⟨
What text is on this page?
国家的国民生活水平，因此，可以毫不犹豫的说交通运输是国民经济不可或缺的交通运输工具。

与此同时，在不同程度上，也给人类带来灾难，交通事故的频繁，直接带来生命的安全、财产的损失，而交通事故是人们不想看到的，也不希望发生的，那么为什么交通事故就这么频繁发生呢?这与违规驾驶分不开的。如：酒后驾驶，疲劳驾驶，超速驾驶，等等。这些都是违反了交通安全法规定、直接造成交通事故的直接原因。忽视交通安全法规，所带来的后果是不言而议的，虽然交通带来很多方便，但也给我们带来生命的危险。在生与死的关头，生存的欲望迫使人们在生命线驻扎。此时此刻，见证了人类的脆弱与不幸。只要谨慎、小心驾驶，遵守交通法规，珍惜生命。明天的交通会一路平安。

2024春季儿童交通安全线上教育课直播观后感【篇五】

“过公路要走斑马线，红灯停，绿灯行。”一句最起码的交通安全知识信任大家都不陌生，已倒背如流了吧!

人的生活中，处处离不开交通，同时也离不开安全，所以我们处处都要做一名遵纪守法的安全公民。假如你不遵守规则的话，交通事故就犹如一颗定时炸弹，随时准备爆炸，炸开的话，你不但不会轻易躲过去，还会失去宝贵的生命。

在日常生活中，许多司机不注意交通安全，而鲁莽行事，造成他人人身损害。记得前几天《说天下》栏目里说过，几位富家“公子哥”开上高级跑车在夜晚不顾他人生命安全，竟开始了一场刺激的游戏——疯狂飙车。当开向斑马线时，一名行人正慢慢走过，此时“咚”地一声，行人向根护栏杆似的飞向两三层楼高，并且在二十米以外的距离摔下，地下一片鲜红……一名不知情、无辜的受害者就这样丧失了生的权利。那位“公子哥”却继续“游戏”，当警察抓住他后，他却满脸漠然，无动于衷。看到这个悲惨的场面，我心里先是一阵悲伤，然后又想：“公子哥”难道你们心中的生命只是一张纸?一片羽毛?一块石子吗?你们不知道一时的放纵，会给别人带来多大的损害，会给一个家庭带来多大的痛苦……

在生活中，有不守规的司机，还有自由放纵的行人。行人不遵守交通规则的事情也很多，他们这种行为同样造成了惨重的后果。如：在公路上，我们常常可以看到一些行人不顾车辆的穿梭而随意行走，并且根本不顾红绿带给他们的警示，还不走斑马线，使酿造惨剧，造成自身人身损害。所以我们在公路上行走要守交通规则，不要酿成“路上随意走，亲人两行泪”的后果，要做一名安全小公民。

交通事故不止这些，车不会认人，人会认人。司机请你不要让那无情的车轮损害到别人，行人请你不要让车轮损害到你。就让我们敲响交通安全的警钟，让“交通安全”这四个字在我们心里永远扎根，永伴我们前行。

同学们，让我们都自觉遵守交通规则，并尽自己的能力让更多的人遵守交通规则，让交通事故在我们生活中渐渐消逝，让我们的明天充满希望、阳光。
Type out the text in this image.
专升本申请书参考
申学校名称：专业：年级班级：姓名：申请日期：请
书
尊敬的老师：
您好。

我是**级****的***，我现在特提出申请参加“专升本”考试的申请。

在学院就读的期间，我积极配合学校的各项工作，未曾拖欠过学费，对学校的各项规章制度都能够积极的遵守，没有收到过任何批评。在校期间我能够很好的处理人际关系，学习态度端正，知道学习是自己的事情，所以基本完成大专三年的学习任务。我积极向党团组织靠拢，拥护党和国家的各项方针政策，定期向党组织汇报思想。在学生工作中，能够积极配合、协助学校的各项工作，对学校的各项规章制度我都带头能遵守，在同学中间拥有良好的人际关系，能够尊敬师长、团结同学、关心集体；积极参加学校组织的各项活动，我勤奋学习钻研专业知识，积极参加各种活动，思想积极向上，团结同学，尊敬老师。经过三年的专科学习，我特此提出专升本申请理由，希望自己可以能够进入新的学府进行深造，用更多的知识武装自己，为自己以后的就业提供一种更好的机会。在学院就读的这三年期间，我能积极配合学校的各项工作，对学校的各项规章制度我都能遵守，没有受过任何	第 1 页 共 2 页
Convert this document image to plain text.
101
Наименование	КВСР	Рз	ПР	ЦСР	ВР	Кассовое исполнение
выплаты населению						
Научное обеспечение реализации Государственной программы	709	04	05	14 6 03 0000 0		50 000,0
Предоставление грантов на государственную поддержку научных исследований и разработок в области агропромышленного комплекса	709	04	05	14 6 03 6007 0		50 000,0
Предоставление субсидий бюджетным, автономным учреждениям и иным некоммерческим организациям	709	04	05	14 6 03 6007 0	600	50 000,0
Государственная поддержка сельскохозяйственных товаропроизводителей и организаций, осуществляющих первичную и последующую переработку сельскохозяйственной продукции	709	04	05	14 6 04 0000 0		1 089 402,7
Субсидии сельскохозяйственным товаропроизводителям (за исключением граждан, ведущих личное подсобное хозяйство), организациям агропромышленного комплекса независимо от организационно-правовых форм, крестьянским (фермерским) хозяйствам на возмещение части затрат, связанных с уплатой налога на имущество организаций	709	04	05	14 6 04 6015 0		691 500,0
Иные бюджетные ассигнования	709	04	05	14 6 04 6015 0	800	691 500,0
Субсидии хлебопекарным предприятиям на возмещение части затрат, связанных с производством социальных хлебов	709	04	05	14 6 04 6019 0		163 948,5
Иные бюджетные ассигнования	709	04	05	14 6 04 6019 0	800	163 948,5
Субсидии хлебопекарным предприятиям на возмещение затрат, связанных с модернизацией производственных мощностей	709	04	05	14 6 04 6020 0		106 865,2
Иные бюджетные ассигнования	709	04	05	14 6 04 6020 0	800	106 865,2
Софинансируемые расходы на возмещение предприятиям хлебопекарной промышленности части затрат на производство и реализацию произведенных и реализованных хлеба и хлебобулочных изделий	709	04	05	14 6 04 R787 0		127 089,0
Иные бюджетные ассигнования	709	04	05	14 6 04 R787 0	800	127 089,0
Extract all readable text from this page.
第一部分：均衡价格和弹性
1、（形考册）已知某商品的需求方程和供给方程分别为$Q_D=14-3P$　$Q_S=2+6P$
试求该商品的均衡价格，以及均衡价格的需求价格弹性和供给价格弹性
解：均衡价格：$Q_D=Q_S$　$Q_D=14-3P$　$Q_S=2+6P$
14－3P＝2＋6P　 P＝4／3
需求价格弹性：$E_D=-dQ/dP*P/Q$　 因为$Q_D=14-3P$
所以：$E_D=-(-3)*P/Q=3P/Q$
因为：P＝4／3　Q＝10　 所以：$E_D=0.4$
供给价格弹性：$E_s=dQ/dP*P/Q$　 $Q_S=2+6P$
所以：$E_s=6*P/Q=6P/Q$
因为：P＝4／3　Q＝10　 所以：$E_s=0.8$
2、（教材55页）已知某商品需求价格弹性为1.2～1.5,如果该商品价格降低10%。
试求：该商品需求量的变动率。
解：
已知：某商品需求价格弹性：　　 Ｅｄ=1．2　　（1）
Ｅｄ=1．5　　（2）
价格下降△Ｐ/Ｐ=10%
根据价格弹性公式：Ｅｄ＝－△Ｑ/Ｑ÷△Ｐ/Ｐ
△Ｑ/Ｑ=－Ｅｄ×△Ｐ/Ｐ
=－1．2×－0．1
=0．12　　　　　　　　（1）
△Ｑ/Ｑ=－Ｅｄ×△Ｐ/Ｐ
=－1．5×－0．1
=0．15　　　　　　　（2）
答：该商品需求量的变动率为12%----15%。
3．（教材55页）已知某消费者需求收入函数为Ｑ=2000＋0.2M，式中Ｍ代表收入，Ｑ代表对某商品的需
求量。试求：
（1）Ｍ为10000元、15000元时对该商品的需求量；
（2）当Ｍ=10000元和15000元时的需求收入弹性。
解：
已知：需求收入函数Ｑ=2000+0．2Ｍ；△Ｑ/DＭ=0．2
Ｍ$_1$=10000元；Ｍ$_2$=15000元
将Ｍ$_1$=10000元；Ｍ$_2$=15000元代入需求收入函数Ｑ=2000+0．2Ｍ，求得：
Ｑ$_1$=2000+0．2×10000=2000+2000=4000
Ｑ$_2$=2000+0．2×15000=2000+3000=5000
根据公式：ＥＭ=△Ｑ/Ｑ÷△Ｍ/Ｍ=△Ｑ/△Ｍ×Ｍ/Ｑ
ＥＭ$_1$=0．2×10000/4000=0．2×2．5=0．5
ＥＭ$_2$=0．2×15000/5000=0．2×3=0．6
⟩
→ **Brief**
Check each line above for "комплекса" and return the ones that have it.

→ **Finished exercise**
Предоставление грантов на государственную поддержку научных исследований и разработок в области агропромышленного комплекса	709	04	05	14 6 03 6007 0		50 000,0
Субсидии сельскохозяйственным товаропроизводителям (за исключением граждан, ведущих личное подсобное хозяйство), организациям агропромышленного комплекса независимо от организационно-правовых форм, крестьянским (фермерским) хозяйствам на возмещение части затрат, связанных с уплатой налога на имущество организаций	709	04	05	14 6 04 6015 0		691 500,0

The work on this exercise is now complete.